[begin Data to use]
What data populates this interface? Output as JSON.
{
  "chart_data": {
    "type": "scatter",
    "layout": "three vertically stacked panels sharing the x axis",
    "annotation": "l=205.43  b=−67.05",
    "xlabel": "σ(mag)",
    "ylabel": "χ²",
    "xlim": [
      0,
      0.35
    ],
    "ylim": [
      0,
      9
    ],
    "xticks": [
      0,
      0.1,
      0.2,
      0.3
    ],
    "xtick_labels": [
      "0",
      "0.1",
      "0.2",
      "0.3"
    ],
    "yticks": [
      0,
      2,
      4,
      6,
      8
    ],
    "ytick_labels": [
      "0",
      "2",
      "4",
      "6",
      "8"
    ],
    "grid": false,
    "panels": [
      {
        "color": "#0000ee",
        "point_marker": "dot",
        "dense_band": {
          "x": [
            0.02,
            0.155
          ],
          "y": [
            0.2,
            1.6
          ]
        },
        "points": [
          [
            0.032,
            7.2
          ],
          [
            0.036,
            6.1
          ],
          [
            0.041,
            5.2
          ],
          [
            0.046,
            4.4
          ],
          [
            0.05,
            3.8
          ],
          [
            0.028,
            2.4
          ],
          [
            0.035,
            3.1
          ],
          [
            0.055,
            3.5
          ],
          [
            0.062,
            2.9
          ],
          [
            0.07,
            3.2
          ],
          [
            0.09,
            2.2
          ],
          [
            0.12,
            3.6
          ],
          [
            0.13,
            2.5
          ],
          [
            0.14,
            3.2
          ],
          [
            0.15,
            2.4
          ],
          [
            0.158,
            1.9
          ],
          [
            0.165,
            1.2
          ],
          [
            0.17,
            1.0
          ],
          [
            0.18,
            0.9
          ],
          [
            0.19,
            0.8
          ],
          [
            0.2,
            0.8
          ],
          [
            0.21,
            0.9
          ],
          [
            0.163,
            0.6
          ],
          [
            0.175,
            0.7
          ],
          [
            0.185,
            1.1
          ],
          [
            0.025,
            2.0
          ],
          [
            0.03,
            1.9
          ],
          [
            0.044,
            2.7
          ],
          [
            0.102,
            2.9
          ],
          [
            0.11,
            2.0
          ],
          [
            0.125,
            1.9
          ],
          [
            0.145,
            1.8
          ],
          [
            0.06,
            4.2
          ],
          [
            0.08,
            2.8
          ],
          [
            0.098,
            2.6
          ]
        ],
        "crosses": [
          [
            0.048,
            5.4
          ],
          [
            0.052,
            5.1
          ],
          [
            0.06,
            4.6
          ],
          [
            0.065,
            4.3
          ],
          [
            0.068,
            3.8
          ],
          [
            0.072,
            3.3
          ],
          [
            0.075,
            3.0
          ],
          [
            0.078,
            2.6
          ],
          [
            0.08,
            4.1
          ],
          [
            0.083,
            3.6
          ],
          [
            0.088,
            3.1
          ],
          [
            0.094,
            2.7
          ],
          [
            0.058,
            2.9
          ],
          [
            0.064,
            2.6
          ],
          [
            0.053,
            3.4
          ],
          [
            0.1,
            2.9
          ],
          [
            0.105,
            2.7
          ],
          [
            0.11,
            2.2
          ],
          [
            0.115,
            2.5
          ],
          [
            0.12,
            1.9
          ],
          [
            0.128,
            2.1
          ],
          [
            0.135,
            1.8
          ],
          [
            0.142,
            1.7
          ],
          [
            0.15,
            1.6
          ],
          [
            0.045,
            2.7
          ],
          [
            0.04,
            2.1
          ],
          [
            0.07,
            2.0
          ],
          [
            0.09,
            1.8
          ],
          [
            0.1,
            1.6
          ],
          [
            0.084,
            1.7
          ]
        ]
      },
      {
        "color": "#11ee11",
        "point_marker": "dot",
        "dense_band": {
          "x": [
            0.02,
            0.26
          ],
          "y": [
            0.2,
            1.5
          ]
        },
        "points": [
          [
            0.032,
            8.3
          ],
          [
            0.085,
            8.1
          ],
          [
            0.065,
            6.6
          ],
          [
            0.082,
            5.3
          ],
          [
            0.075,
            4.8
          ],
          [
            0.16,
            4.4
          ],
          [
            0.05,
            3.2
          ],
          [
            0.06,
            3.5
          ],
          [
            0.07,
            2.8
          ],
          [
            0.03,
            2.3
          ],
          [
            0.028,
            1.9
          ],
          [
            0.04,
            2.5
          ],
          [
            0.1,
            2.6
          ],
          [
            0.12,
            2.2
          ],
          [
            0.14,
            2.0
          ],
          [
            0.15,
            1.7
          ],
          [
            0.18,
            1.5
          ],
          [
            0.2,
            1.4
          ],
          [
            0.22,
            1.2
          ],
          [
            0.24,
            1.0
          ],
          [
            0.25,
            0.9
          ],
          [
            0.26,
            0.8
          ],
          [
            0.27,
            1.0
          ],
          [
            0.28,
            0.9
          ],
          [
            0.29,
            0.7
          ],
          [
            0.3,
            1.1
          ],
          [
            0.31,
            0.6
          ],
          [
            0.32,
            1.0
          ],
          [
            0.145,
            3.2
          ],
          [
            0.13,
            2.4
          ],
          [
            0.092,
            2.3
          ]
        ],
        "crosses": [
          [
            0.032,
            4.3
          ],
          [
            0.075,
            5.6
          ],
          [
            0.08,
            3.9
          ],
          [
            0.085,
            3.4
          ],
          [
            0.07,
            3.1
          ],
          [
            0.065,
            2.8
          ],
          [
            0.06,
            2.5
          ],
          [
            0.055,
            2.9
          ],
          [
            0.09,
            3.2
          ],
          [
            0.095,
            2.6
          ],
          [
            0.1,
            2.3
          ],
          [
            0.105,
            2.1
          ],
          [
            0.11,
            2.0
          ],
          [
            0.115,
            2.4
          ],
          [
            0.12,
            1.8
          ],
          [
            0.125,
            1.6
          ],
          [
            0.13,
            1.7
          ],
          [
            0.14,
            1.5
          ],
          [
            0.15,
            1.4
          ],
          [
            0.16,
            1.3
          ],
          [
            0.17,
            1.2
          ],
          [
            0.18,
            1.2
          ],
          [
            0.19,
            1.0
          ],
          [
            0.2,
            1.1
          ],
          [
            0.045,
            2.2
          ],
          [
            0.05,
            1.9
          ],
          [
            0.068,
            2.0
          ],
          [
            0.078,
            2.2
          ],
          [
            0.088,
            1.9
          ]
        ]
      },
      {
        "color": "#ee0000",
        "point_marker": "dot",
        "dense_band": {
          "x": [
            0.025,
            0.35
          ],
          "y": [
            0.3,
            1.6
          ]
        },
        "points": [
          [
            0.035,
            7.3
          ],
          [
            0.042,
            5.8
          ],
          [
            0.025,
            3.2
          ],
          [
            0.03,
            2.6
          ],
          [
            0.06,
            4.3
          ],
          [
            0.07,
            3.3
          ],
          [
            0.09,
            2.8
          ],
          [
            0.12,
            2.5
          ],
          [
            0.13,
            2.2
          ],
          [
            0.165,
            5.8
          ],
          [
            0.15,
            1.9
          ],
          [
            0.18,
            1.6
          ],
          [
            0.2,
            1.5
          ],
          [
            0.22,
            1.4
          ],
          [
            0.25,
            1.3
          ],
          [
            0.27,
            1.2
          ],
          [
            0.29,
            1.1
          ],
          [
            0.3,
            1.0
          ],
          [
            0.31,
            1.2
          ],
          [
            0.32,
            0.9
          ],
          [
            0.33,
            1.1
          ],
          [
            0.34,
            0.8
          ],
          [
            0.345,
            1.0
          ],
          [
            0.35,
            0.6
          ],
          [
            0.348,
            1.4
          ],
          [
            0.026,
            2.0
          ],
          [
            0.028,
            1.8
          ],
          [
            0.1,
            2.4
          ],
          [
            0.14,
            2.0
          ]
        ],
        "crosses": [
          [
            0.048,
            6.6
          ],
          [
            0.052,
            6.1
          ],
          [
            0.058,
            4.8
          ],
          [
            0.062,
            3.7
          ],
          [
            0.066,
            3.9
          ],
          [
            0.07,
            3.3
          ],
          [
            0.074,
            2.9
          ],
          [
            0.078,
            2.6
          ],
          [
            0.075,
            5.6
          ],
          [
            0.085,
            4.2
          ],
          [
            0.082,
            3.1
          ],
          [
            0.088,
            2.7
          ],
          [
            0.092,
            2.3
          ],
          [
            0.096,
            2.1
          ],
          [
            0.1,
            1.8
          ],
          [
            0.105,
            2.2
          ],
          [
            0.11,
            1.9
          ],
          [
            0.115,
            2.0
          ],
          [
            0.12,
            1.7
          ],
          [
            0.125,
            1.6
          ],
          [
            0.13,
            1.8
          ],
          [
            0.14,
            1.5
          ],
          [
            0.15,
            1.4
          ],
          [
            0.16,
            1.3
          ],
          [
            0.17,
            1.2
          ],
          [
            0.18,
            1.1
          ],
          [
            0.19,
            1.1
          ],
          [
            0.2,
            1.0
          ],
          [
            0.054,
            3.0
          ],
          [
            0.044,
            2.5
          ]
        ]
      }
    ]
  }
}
[end Data to use]
Goal: Pick out each line containing "panels" and report it.

Answer below:
    "layout": "three vertically stacked panels sharing the x axis",
    "panels": [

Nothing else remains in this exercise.